Sull’adozione del provvedimento De Martin ha sottolineato l’importanza di un’azione su larga scala che tenga conto sia delle condizioni meteorologiche ma anche degli inquinanti che arrivano sul territorio da zone più lontane. “Per questo motivo deve maturare sempre di più la consapevolezza che le politiche della qualità dell’aria non possono essere fatte solo dentro i limiti dei confini amministrativi. Già da cinque anni la città partecipa in modo molto attivo con la Città Metropolitana, la Regione e il Bacino Padano per cercare di trovare una sinergia comune soprattutto sui provvedimenti, ma anche su una una maggiore conoscenza degli strumenti utili alla gestione della qualità dell’aria”.

Sul fronte locale l’assessore ha invece sottolineato l’impegno dell’Amministrazione per garantire le infrastrutture utili a una mobilità alternativa, citando gli investimenti fatti nel corso degli anni per la realizzazione delle piste ciclabili ma anche l’acquisto di nuovi autobus elettrici e a idrogeno “che ha consentito di aprire una nuova era per il trasporto pubblico locale” ha detto De Martin.

Per quanto riguarda le limitazioni al traffico veicolare, illustrando le deroghe ha sottolineato che le misure saranno sospese in occasione delle festività natalizie. In particolare, a tutela delle attività economiche già colpite dal periodo di pandemia, sarà garantita la possibilità di circolazione nel periodo 17 dicembre 2022 -7 gennaio 2023. In caso di sforamento dei limiti PM10 e conseguente passaggio alla fascia Rossa la deroga sarà ridotta al periodo 17-27 dicembre 2022.

Livelli di allerta previsti
• il livello di allerta 0 – VERDE si attua dal lunedì al venerdì (giorni feriali)
• il livello di allerta 1 – ARANCIO si attua con 4 giorni consecutivi di superamento del valore limite consentito per il Pm10 (50 μg/m3) tutti i giorni
• il livello di allerta 2 – ROSSO si attua con 10 giorni consecutivi di superamento del valore limite consentito per il Pm10 (50 μg/m3) tutti i giorni
Per ogni area di applicazione dell’Accordo (agglomerato o comune superiore ai 30.000 abitanti) Arpav ha individuato una stazione di riferimento per la misura del Pm10, dotata di strumentazione automatica e appartenente alla rete regionale della qualità dell’aria che, per il Comune di Venezia, è quella denominata “Bissuola”. Il Comune di Venezia per informare sul livello di allerta continuerà ad utilizzare i pannelli dinamici stradali, i social e il sito istituzionale, come avvenuto lo scorso anno. In particolare, è possibile iscriversi al canale Telegram “@Allerta PM10 Venezia” per ricevere le notifiche direttamente sul proprio dispositivo.

===============

> COSA PRODURRE:
Rispondi alle seguenti domande sul testo sulla qualità dell'aria.
(a) Che tipo di nuovi autobus ha acquistato l'Amministrazione?
(b) In quale periodo sarà garantita la possibilità di circolazione durante le festività natalizie?
(c) Come si chiama la stazione di riferimento per la misura del Pm10 nel Comune di Venezia?

===============

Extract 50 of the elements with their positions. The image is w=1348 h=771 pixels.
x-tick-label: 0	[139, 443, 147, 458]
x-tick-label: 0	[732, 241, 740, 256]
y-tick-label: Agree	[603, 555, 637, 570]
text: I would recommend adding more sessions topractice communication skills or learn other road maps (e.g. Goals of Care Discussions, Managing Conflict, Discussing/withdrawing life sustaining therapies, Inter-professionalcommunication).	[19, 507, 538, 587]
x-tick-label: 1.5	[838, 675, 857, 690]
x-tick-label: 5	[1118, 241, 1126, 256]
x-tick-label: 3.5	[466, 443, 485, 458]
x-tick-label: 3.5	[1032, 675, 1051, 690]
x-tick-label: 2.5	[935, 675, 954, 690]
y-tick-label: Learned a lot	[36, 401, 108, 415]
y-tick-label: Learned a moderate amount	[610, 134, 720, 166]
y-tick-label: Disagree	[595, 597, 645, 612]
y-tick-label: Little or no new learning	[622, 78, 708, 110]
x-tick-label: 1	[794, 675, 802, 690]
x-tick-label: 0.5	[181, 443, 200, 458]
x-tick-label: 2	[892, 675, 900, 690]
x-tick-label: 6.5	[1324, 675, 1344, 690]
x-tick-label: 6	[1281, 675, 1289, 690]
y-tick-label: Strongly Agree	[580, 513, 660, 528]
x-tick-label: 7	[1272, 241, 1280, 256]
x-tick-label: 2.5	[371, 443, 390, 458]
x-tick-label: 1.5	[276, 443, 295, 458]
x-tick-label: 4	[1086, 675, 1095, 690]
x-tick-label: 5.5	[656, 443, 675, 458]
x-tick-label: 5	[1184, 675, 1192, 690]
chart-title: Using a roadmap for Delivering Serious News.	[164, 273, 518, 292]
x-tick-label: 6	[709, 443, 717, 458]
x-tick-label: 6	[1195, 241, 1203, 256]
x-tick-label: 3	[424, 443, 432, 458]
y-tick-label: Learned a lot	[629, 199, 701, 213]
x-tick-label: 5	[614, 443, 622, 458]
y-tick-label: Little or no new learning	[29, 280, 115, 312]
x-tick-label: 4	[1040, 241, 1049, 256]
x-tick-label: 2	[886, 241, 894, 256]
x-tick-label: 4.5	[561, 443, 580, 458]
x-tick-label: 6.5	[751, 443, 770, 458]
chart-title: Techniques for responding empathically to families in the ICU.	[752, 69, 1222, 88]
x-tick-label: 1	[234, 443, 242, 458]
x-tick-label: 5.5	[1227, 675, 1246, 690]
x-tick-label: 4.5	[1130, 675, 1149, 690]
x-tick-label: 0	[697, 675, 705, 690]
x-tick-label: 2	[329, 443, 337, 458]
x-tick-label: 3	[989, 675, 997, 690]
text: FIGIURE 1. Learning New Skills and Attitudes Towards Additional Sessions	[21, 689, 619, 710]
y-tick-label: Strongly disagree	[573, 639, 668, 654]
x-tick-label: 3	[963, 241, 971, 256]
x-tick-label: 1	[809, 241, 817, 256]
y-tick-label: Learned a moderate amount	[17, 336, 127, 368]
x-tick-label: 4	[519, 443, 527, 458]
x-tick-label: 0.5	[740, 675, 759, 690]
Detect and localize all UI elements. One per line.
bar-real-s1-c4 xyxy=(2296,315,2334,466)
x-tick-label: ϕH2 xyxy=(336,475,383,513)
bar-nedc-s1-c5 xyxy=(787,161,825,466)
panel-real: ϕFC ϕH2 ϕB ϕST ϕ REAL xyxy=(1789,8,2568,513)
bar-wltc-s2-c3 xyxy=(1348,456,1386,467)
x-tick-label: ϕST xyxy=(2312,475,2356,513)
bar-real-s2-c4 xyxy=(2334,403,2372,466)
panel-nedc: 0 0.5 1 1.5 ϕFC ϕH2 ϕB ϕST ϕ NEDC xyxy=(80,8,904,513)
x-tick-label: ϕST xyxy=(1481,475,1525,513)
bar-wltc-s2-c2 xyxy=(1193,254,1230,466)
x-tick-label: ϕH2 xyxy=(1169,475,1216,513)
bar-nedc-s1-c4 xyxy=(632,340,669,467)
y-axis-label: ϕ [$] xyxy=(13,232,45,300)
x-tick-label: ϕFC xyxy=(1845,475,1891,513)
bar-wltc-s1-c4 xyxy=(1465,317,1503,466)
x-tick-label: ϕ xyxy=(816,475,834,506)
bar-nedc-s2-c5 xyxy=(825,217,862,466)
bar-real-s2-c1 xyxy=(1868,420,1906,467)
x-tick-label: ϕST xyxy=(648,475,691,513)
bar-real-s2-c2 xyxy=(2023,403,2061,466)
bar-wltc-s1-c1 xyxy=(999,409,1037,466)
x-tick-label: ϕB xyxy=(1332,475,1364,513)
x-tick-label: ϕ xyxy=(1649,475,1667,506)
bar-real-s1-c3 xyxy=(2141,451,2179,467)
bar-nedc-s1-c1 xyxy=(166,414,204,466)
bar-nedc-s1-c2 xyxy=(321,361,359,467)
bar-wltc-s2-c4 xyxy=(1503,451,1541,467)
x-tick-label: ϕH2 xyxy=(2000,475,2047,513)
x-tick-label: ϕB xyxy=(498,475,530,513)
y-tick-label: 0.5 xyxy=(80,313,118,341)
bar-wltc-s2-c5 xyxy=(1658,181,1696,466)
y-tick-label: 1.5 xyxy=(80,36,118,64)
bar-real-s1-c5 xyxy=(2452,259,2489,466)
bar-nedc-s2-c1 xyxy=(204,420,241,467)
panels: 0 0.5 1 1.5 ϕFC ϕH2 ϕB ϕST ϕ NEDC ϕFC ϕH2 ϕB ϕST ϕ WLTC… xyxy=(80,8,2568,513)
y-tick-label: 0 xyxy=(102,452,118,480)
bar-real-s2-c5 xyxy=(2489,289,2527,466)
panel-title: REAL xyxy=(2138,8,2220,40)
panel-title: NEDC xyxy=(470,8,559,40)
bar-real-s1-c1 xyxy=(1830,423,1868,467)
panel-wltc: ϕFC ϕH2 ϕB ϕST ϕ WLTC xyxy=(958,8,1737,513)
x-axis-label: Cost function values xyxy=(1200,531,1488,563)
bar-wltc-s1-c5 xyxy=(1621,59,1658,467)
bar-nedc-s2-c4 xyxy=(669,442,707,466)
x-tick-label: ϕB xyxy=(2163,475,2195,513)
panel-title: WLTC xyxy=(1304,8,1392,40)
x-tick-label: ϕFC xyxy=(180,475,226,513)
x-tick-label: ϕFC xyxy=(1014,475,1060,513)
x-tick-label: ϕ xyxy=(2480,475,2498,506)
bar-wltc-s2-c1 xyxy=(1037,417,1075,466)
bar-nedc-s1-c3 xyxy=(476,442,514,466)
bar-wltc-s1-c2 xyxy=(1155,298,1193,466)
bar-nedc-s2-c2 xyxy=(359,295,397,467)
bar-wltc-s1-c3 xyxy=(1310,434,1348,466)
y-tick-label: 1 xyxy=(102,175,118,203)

===============

> RISULTATO:
(a) Autobus elettrici e a idrogeno.
(b) Dal 17 dicembre 2022 al 7 gennaio 2023.
(c) "Bissuola".